■ **DIRECTIONS FOR THIS TASK**
Copy each line below exactly and leave the pictures out.
------------
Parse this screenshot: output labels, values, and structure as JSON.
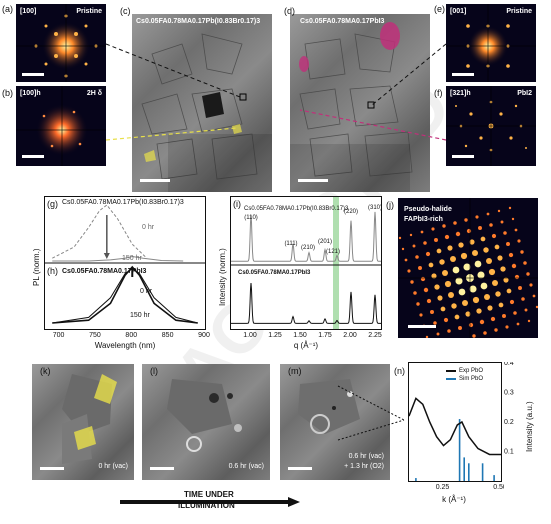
{
  "panels": {
    "a": {
      "letter": "(a)",
      "zone": "[100]",
      "label": "Pristine"
    },
    "b": {
      "letter": "(b)",
      "zone": "[100]h",
      "label": "2H δ"
    },
    "c": {
      "letter": "(c)",
      "formula": "Cs0.05FA0.78MA0.17Pb(I0.83Br0.17)3"
    },
    "d": {
      "letter": "(d)",
      "formula": "Cs0.05FA0.78MA0.17PbI3"
    },
    "e": {
      "letter": "(e)",
      "zone": "[001]",
      "label": "Pristine"
    },
    "f": {
      "letter": "(f)",
      "zone": "[321]h",
      "label": "PbI2"
    },
    "g": {
      "letter": "(g)",
      "formula": "Cs0.05FA0.78MA0.17Pb(I0.83Br0.17)3",
      "t0": "0 hr",
      "t1": "150 hr"
    },
    "h": {
      "letter": "(h)",
      "formula": "Cs0.05FA0.78MA0.17PbI3",
      "t0": "0 hr",
      "t1": "150 hr"
    },
    "i": {
      "letter": "(i)",
      "formula_top": "Cs0.05FA0.78MA0.17Pb(I0.83Br0.17)3",
      "formula_bot": "Cs0.05FA0.78MA0.17PbI3",
      "peaks": [
        "(110)",
        "(111)",
        "(210)",
        "(201)",
        "(121)",
        "(220)",
        "(310)"
      ]
    },
    "j": {
      "letter": "(j)",
      "line1": "Pseudo-halide",
      "line2": "FAPbI3-rich"
    },
    "k": {
      "letter": "(k)",
      "time": "0 hr (vac)"
    },
    "l": {
      "letter": "(l)",
      "time": "0.6 hr (vac)"
    },
    "m": {
      "letter": "(m)",
      "time1": "0.6 hr (vac)",
      "time2": "+ 1.3 hr (O2)"
    },
    "n": {
      "letter": "(n)",
      "legend_exp": "Exp PbO",
      "legend_sim": "Sim PbO"
    }
  },
  "arrow_label": {
    "line1": "TIME UNDER",
    "line2": "ILLUMINATION"
  },
  "watermark": "ACCEPTED",
  "chart_data": [
    {
      "type": "line",
      "panel": "g",
      "ylabel": "PL (norm.)",
      "xlabel": "Wavelength (nm)",
      "xlim": [
        680,
        900
      ],
      "xticks": [
        700,
        750,
        800,
        850,
        900
      ],
      "series": [
        {
          "name": "0 hr",
          "x": [
            690,
            720,
            740,
            755,
            765,
            780,
            800,
            820
          ],
          "y": [
            0.05,
            0.25,
            0.6,
            0.9,
            1.0,
            0.75,
            0.3,
            0.05
          ]
        },
        {
          "name": "150 hr",
          "x": [
            690,
            740,
            770,
            790,
            800,
            815,
            840,
            870
          ],
          "y": [
            0.0,
            0.0,
            0.02,
            0.05,
            0.08,
            0.05,
            0.01,
            0.0
          ]
        }
      ]
    },
    {
      "type": "line",
      "panel": "h",
      "xlabel": "Wavelength (nm)",
      "xlim": [
        680,
        900
      ],
      "xticks": [
        700,
        750,
        800,
        850,
        900
      ],
      "series": [
        {
          "name": "0 hr",
          "x": [
            690,
            740,
            770,
            790,
            800,
            810,
            830,
            860,
            890
          ],
          "y": [
            0.0,
            0.05,
            0.35,
            0.85,
            1.0,
            0.85,
            0.35,
            0.05,
            0.0
          ]
        },
        {
          "name": "150 hr",
          "x": [
            690,
            740,
            770,
            790,
            800,
            810,
            830,
            860,
            890
          ],
          "y": [
            0.0,
            0.1,
            0.45,
            0.88,
            0.97,
            0.88,
            0.45,
            0.1,
            0.0
          ]
        }
      ]
    },
    {
      "type": "line",
      "panel": "i",
      "ylabel": "Intensity (norm.)",
      "xlabel": "q (Å⁻¹)",
      "xlim": [
        0.8,
        2.3
      ],
      "xticks": [
        1.0,
        1.25,
        1.5,
        1.75,
        2.0,
        2.25
      ],
      "xticklabels": [
        "1.00",
        "1.25",
        "1.50",
        "1.75",
        "2.00",
        "2.25"
      ]
    },
    {
      "type": "line",
      "panel": "n",
      "ylabel": "Intensity (a.u.)",
      "xlabel": "k (Å⁻¹)",
      "xlim": [
        0.1,
        0.5
      ],
      "ylim": [
        0,
        0.4
      ],
      "xticks": [
        0.25,
        0.5
      ],
      "yticks": [
        0.1,
        0.2,
        0.3,
        0.4
      ],
      "exp": {
        "x": [
          0.1,
          0.13,
          0.16,
          0.19,
          0.22,
          0.25,
          0.28,
          0.31,
          0.33,
          0.36,
          0.4,
          0.45,
          0.5
        ],
        "y": [
          0.22,
          0.28,
          0.26,
          0.2,
          0.15,
          0.12,
          0.14,
          0.19,
          0.2,
          0.15,
          0.11,
          0.09,
          0.09
        ]
      },
      "sim": {
        "x": [
          0.13,
          0.32,
          0.34,
          0.36,
          0.42,
          0.47
        ],
        "y": [
          0.01,
          0.21,
          0.08,
          0.06,
          0.06,
          0.02
        ]
      }
    }
  ]
}
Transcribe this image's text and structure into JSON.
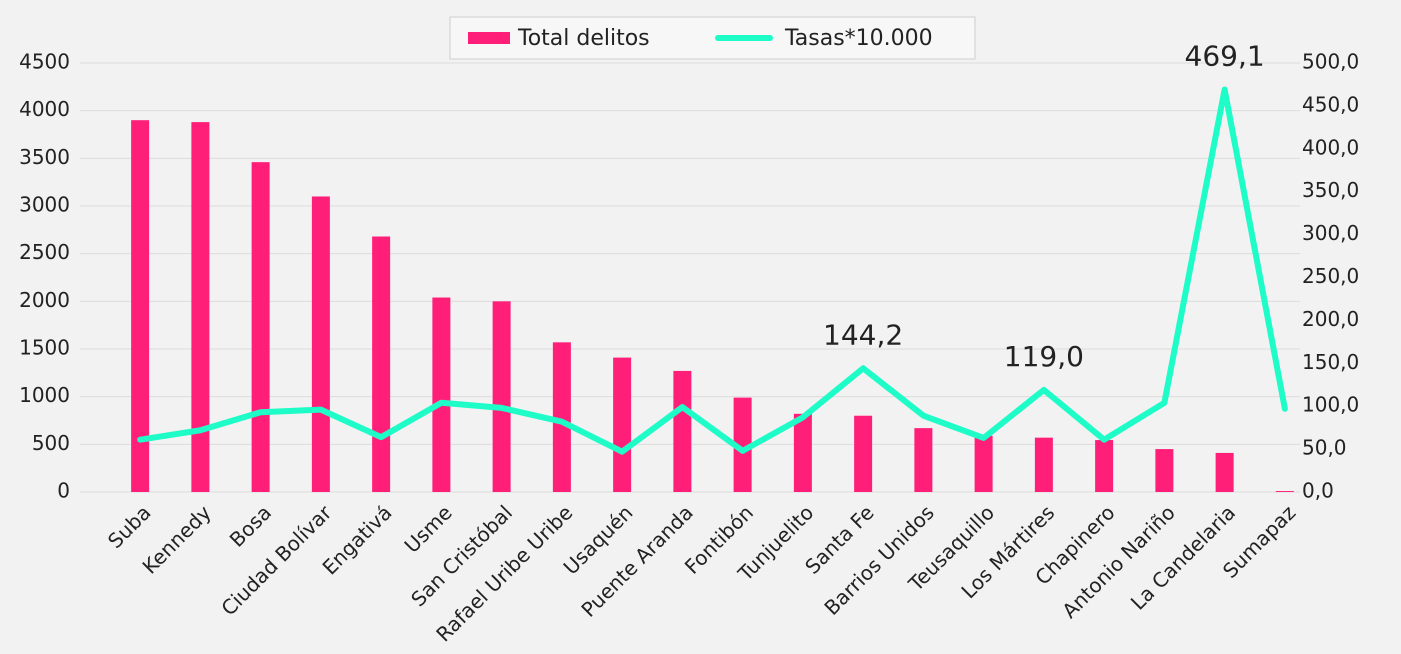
------------
■ **EXERCISE RESPONSE**
Parse this screenshot: output labels, values, and structure as JSON.
{
  "panels": {
    "a": {
      "letter": "(a)",
      "zone": "[100]",
      "label": "Pristine"
    },
    "b": {
      "letter": "(b)",
      "zone": "[100]h",
      "label": "2H δ"
    },
    "c": {
      "letter": "(c)",
      "formula": "Cs0.05FA0.78MA0.17Pb(I0.83Br0.17)3"
    },
    "d": {
      "letter": "(d)",
      "formula": "Cs0.05FA0.78MA0.17PbI3"
    },
    "e": {
      "letter": "(e)",
      "zone": "[001]",
      "label": "Pristine"
    },
    "f": {
      "letter": "(f)",
      "zone": "[321]h",
      "label": "PbI2"
    },
    "g": {
      "letter": "(g)",
      "formula": "Cs0.05FA0.78MA0.17Pb(I0.83Br0.17)3",
      "t0": "0 hr",
      "t1": "150 hr"
    },
    "h": {
      "letter": "(h)",
      "formula": "Cs0.05FA0.78MA0.17PbI3",
      "t0": "0 hr",
      "t1": "150 hr"
    },
    "i": {
      "letter": "(i)",
      "formula_top": "Cs0.05FA0.78MA0.17Pb(I0.83Br0.17)3",
      "formula_bot": "Cs0.05FA0.78MA0.17PbI3",
      "peaks": [
        "(110)",
        "(111)",
        "(210)",
        "(201)",
        "(121)",
        "(220)",
        "(310)"
      ]
    },
    "j": {
      "letter": "(j)",
      "line1": "Pseudo-halide",
      "line2": "FAPbI3-rich"
    },
    "k": {
      "letter": "(k)",
      "time": "0 hr (vac)"
    },
    "l": {
      "letter": "(l)",
      "time": "0.6 hr (vac)"
    },
    "m": {
      "letter": "(m)",
      "time1": "0.6 hr (vac)",
      "time2": "+ 1.3 hr (O2)"
    },
    "n": {
      "letter": "(n)",
      "legend_exp": "Exp PbO",
      "legend_sim": "Sim PbO"
    }
  },
  "arrow_label": {
    "line1": "TIME UNDER",
    "line2": "ILLUMINATION"
  },
  "watermark": "ACCEPTED",
  "chart_data": [
    {
      "type": "line",
      "panel": "g",
      "ylabel": "PL (norm.)",
      "xlabel": "Wavelength (nm)",
      "xlim": [
        680,
        900
      ],
      "xticks": [
        700,
        750,
        800,
        850,
        900
      ],
      "series": [
        {
          "name": "0 hr",
          "x": [
            690,
            720,
            740,
            755,
            765,
            780,
            800,
            820
          ],
          "y": [
            0.05,
            0.25,
            0.6,
            0.9,
            1.0,
            0.75,
            0.3,
            0.05
          ]
        },
        {
          "name": "150 hr",
          "x": [
            690,
            740,
            770,
            790,
            800,
            815,
            840,
            870
          ],
          "y": [
            0.0,
            0.0,
            0.02,
            0.05,
            0.08,
            0.05,
            0.01,
            0.0
          ]
        }
      ]
    },
    {
      "type": "line",
      "panel": "h",
      "xlabel": "Wavelength (nm)",
      "xlim": [
        680,
        900
      ],
      "xticks": [
        700,
        750,
        800,
        850,
        900
      ],
      "series": [
        {
          "name": "0 hr",
          "x": [
            690,
            740,
            770,
            790,
            800,
            810,
            830,
            860,
            890
          ],
          "y": [
            0.0,
            0.05,
            0.35,
            0.85,
            1.0,
            0.85,
            0.35,
            0.05,
            0.0
          ]
        },
        {
          "name": "150 hr",
          "x": [
            690,
            740,
            770,
            790,
            800,
            810,
            830,
            860,
            890
          ],
          "y": [
            0.0,
            0.1,
            0.45,
            0.88,
            0.97,
            0.88,
            0.45,
            0.1,
            0.0
          ]
        }
      ]
    },
    {
      "type": "line",
      "panel": "i",
      "ylabel": "Intensity (norm.)",
      "xlabel": "q (Å⁻¹)",
      "xlim": [
        0.8,
        2.3
      ],
      "xticks": [
        1.0,
        1.25,
        1.5,
        1.75,
        2.0,
        2.25
      ],
      "xticklabels": [
        "1.00",
        "1.25",
        "1.50",
        "1.75",
        "2.00",
        "2.25"
      ]
    },
    {
      "type": "line",
      "panel": "n",
      "ylabel": "Intensity (a.u.)",
      "xlabel": "k (Å⁻¹)",
      "xlim": [
        0.1,
        0.5
      ],
      "ylim": [
        0,
        0.4
      ],
      "xticks": [
        0.25,
        0.5
      ],
      "yticks": [
        0.1,
        0.2,
        0.3,
        0.4
      ],
      "exp": {
        "x": [
          0.1,
          0.13,
          0.16,
          0.19,
          0.22,
          0.25,
          0.28,
          0.31,
          0.33,
          0.36,
          0.4,
          0.45,
          0.5
        ],
        "y": [
          0.22,
          0.28,
          0.26,
          0.2,
          0.15,
          0.12,
          0.14,
          0.19,
          0.2,
          0.15,
          0.11,
          0.09,
          0.09
        ]
      },
      "sim": {
        "x": [
          0.13,
          0.32,
          0.34,
          0.36,
          0.42,
          0.47
        ],
        "y": [
          0.01,
          0.21,
          0.08,
          0.06,
          0.06,
          0.02
        ]
      }
    }
  ]
}
Transcribe this image's text and structure into JSON.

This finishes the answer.